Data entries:
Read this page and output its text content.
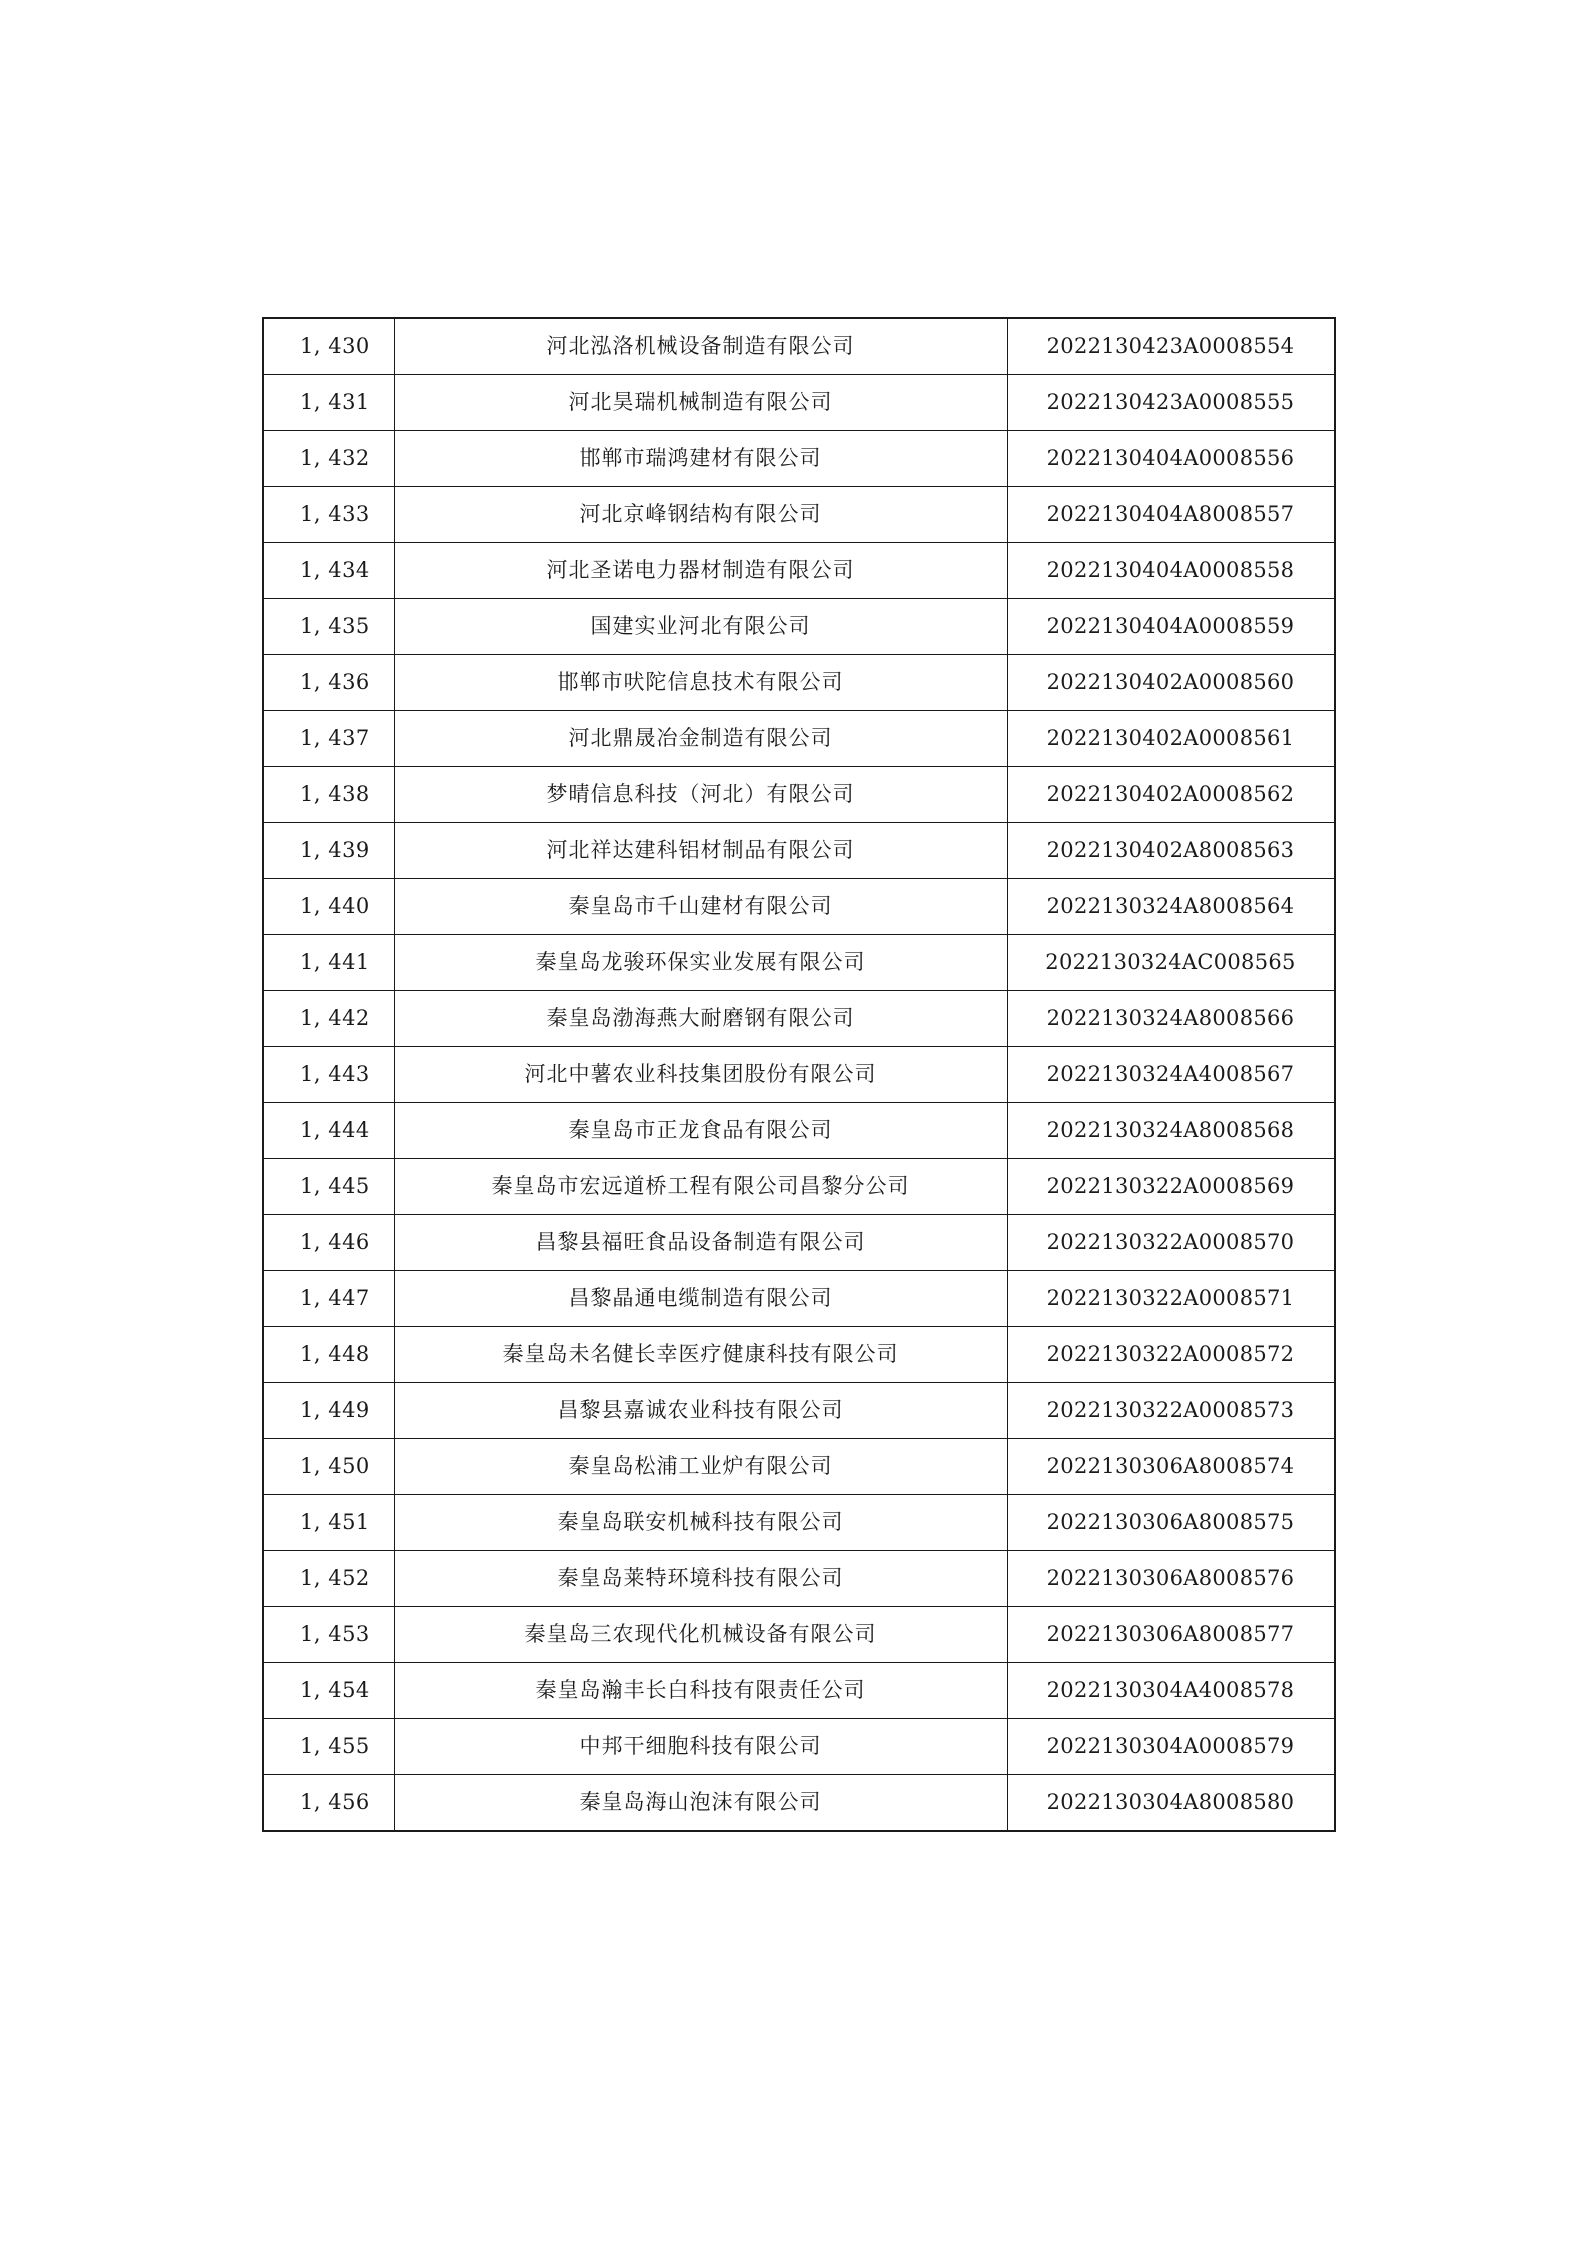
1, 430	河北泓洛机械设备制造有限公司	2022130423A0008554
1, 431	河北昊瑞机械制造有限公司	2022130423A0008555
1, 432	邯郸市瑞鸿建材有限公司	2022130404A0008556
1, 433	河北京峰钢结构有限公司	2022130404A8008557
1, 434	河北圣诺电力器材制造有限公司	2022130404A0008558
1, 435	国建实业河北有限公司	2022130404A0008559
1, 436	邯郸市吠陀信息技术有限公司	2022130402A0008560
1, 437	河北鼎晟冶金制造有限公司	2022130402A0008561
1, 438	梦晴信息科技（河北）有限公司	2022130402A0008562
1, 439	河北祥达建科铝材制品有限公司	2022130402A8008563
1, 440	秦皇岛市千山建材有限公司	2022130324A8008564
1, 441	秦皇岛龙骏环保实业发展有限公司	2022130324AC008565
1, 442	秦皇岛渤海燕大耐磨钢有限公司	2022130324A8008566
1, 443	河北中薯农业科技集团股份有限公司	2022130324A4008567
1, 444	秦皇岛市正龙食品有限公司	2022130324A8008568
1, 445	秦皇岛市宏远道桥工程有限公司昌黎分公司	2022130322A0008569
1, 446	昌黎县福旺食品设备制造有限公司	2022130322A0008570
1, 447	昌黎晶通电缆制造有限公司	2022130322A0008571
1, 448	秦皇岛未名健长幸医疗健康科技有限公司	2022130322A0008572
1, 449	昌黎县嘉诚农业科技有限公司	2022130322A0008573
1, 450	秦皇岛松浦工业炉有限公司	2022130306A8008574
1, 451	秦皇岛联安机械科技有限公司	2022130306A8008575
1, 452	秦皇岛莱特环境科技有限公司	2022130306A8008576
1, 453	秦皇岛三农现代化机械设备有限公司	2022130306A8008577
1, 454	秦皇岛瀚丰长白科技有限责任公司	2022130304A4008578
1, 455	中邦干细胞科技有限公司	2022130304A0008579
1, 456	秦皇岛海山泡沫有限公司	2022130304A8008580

==

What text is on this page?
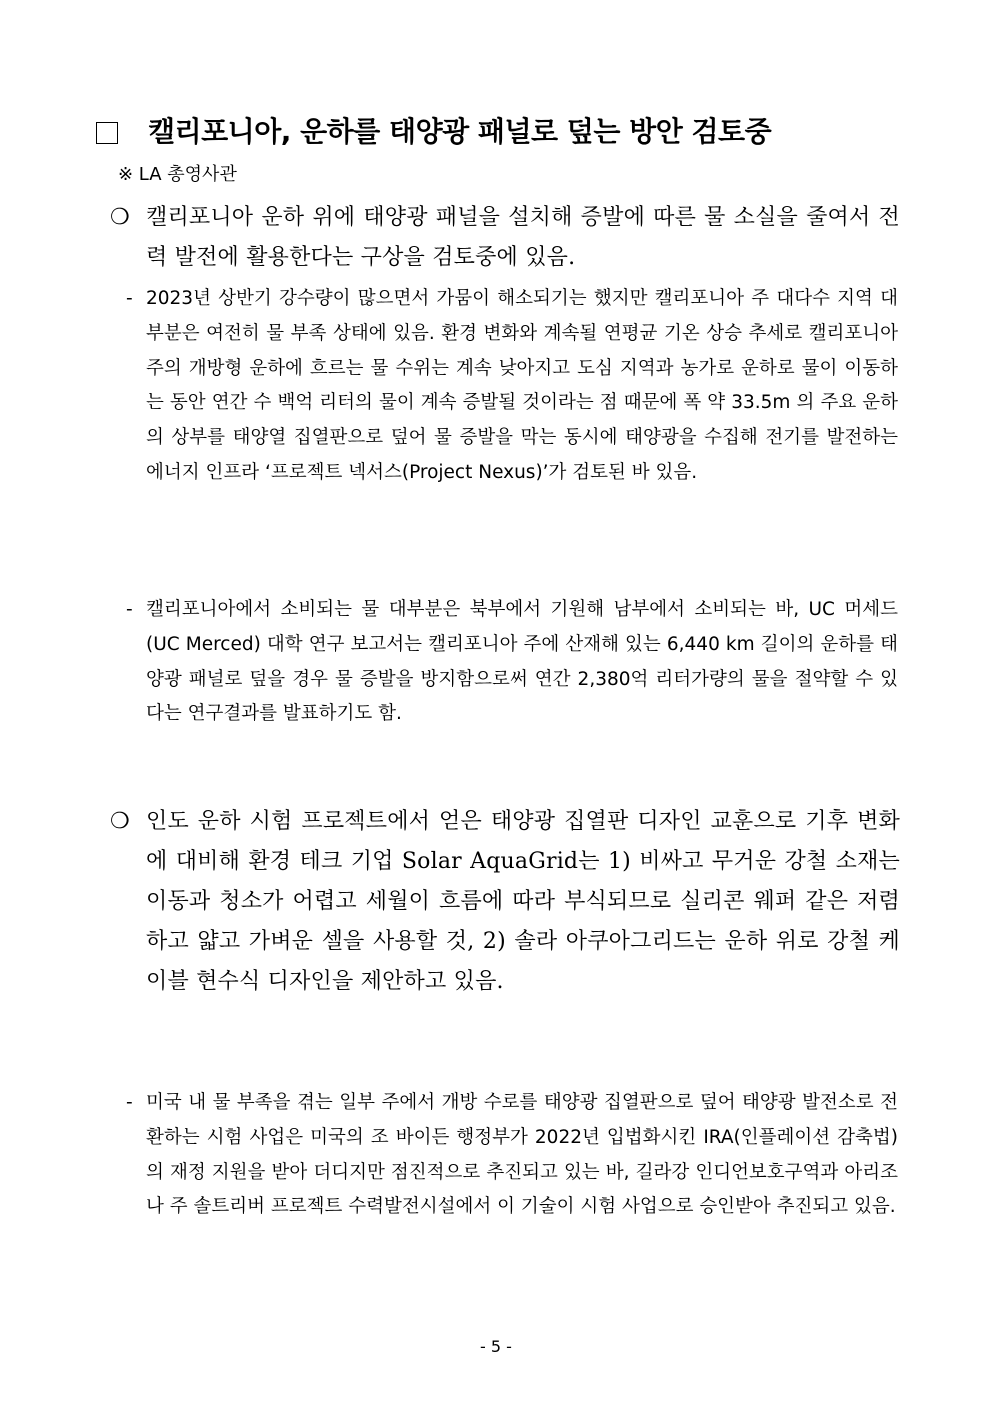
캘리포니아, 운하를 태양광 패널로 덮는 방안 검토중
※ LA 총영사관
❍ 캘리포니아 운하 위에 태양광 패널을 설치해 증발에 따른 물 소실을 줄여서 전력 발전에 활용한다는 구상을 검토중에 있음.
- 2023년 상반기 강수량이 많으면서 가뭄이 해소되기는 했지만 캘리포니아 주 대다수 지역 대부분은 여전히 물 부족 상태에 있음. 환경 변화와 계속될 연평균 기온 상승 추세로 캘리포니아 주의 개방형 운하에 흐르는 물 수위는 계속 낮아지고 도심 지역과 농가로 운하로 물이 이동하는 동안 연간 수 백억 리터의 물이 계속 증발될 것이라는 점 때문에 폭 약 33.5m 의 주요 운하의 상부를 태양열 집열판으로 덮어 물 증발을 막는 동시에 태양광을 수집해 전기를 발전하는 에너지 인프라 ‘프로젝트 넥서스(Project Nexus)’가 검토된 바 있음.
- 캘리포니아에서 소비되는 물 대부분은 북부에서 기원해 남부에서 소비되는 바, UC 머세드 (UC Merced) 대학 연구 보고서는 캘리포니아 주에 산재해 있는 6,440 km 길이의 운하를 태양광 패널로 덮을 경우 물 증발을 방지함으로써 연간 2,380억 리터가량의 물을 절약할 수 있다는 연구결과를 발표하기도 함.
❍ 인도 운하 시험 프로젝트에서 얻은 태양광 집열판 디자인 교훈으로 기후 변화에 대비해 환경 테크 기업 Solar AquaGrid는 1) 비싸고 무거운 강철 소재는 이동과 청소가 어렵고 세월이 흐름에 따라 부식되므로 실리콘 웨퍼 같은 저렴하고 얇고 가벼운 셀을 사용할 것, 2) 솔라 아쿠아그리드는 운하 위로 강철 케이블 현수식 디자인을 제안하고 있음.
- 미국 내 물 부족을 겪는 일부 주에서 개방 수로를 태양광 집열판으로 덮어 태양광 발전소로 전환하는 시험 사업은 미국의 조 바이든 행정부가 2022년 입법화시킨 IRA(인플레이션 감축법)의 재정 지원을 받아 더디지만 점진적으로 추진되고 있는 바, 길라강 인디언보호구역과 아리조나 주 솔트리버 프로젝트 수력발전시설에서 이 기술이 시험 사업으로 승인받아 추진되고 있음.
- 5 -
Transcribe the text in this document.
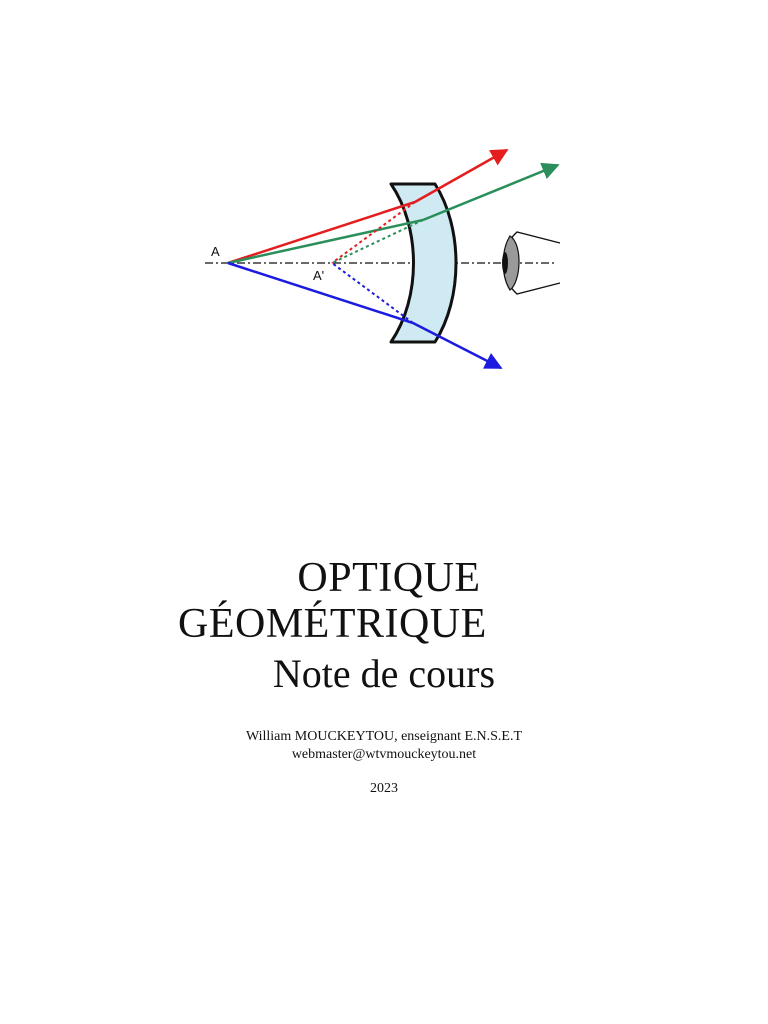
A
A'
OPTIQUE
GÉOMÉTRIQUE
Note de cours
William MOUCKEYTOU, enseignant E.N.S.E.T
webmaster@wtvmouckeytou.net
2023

## To do
From the data above, copy each line that holds "대부분은".

## Solution to the problem
- 2023년 상반기 강수량이 많으면서 가뭄이 해소되기는 했지만 캘리포니아 주 대다수 지역 대부분은 여전히 물 부족 상태에 있음. 환경 변화와 계속될 연평균 기온 상승 추세로 캘리포니아 주의 개방형 운하에 흐르는 물 수위는 계속 낮아지고 도심 지역과 농가로 운하로 물이 이동하는 동안 연간 수 백억 리터의 물이 계속 증발될 것이라는 점 때문에 폭 약 33.5m 의 주요 운하의 상부를 태양열 집열판으로 덮어 물 증발을 막는 동시에 태양광을 수집해 전기를 발전하는 에너지 인프라 ‘프로젝트 넥서스(Project Nexus)’가 검토된 바 있음.
- 캘리포니아에서 소비되는 물 대부분은 북부에서 기원해 남부에서 소비되는 바, UC 머세드 (UC Merced) 대학 연구 보고서는 캘리포니아 주에 산재해 있는 6,440 km 길이의 운하를 태양광 패널로 덮을 경우 물 증발을 방지함으로써 연간 2,380억 리터가량의 물을 절약할 수 있다는 연구결과를 발표하기도 함.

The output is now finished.